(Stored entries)
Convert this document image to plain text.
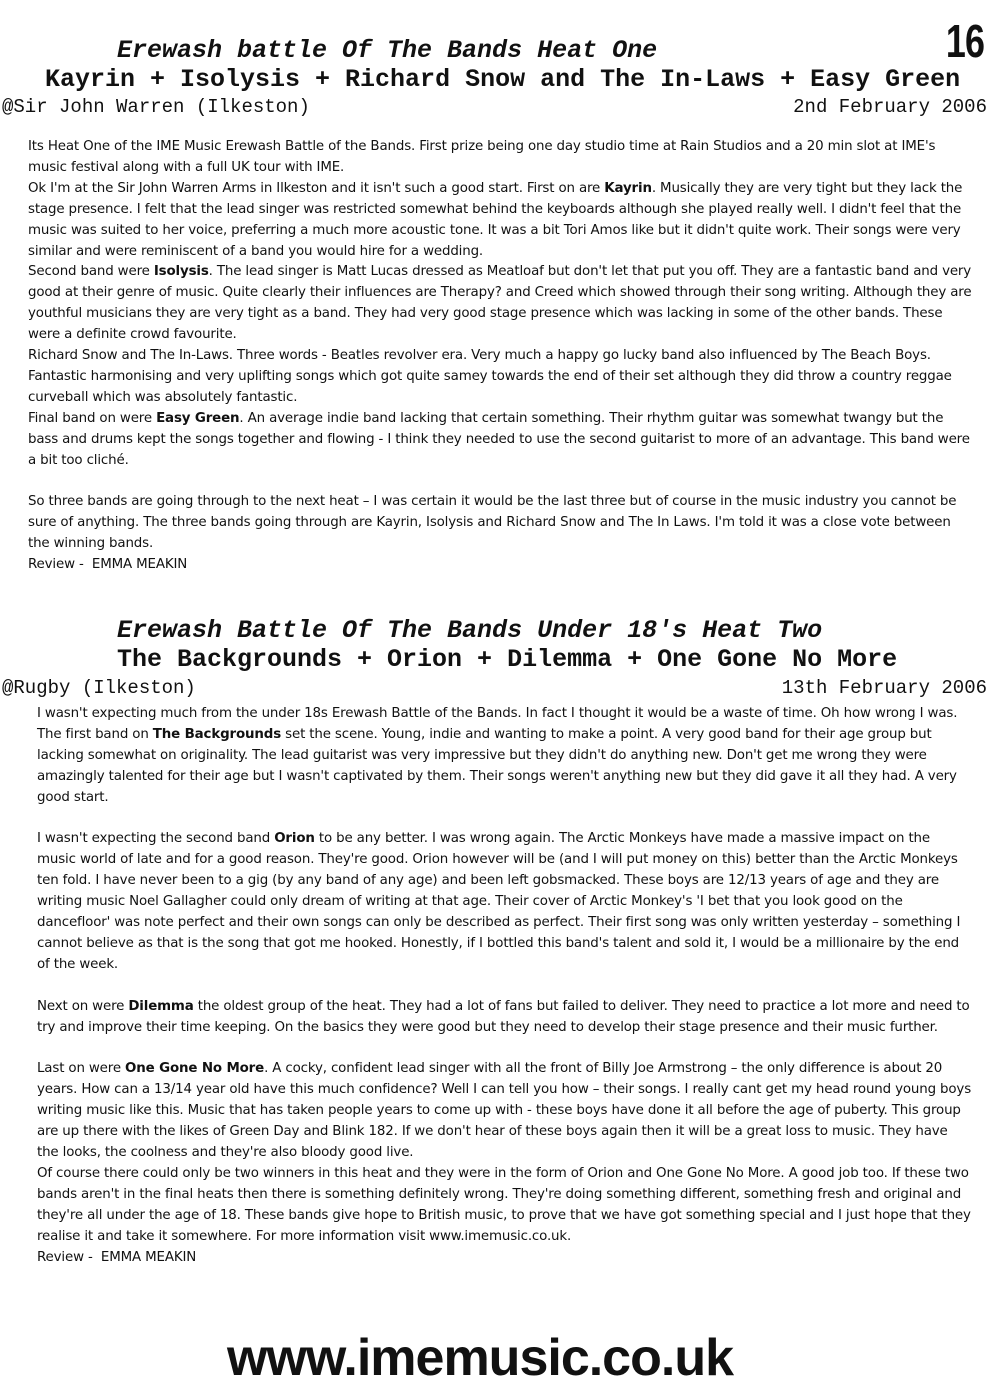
16
Erewash battle Of The Bands Heat One
Kayrin + Isolysis + Richard Snow and The In-Laws + Easy Green
@Sir John Warren (Ilkeston)	2nd February 2006

Its Heat One of the IME Music Erewash Battle of the Bands. First prize being one day studio time at Rain Studios and a 20 min slot at IME's music festival along with a full UK tour with IME.

Ok I'm at the Sir John Warren Arms in Ilkeston and it isn't such a good start. First on are Kayrin. Musically they are very tight but they lack the stage presence. I felt that the lead singer was restricted somewhat behind the keyboards although she played really well. I didn't feel that the music was suited to her voice, preferring a much more acoustic tone. It was a bit Tori Amos like but it didn't quite work. Their songs were very similar and were reminiscent of a band you would hire for a wedding.

Second band were Isolysis. The lead singer is Matt Lucas dressed as Meatloaf but don't let that put you off. They are a fantastic band and very good at their genre of music. Quite clearly their influences are Therapy? and Creed which showed through their song writing. Although they are youthful musicians they are very tight as a band. They had very good stage presence which was lacking in some of the other bands. These were a definite crowd favourite.

Richard Snow and The In-Laws. Three words - Beatles revolver era. Very much a happy go lucky band also influenced by The Beach Boys. Fantastic harmonising and very uplifting songs which got quite samey towards the end of their set although they did throw a country reggae curveball which was absolutely fantastic.

Final band on were Easy Green. An average indie band lacking that certain something. Their rhythm guitar was somewhat twangy but the bass and drums kept the songs together and flowing - I think they needed to use the second guitarist to more of an advantage. This band were a bit too cliché.

So three bands are going through to the next heat – I was certain it would be the last three but of course in the music industry you cannot be sure of anything. The three bands going through are Kayrin, Isolysis and Richard Snow and The In Laws. I'm told it was a close vote between the winning bands.

Review -  EMMA MEAKIN

Erewash Battle Of The Bands Under 18's Heat Two
The Backgrounds + Orion + Dilemma + One Gone No More
@Rugby (Ilkeston)	13th February 2006

I wasn't expecting much from the under 18s Erewash Battle of the Bands. In fact I thought it would be a waste of time. Oh how wrong I was. The first band on The Backgrounds set the scene. Young, indie and wanting to make a point. A very good band for their age group but lacking somewhat on originality. The lead guitarist was very impressive but they didn't do anything new. Don't get me wrong they were amazingly talented for their age but I wasn't captivated by them. Their songs weren't anything new but they did gave it all they had. A very good start.

I wasn't expecting the second band Orion to be any better. I was wrong again. The Arctic Monkeys have made a massive impact on the music world of late and for a good reason. They're good. Orion however will be (and I will put money on this) better than the Arctic Monkeys ten fold. I have never been to a gig (by any band of any age) and been left gobsmacked. These boys are 12/13 years of age and they are writing music Noel Gallagher could only dream of writing at that age. Their cover of Arctic Monkey's 'I bet that you look good on the dancefloor' was note perfect and their own songs can only be described as perfect. Their first song was only written yesterday – something I cannot believe as that is the song that got me hooked. Honestly, if I bottled this band's talent and sold it, I would be a millionaire by the end of the week.

Next on were Dilemma the oldest group of the heat. They had a lot of fans but failed to deliver. They need to practice a lot more and need to try and improve their time keeping. On the basics they were good but they need to develop their stage presence and their music further.

Last on were One Gone No More. A cocky, confident lead singer with all the front of Billy Joe Armstrong – the only difference is about 20 years. How can a 13/14 year old have this much confidence? Well I can tell you how – their songs. I really cant get my head round young boys writing music like this. Music that has taken people years to come up with - these boys have done it all before the age of puberty. This group are up there with the likes of Green Day and Blink 182. If we don't hear of these boys again then it will be a great loss to music. They have the looks, the coolness and they're also bloody good live.

Of course there could only be two winners in this heat and they were in the form of Orion and One Gone No More. A good job too. If these two bands aren't in the final heats then there is something definitely wrong. They're doing something different, something fresh and original and they're all under the age of 18. These bands give hope to British music, to prove that we have got something special and I just hope that they realise it and take it somewhere. For more information visit www.imemusic.co.uk.

Review -  EMMA MEAKIN

www.imemusic.co.uk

▸ EXERCISE REQUIREMENTS: Copy each line of the listing that contains the string "February".

▸ THE OUTPUT:
@Sir John Warren (Ilkeston)	2nd February 2006
@Rugby (Ilkeston)	13th February 2006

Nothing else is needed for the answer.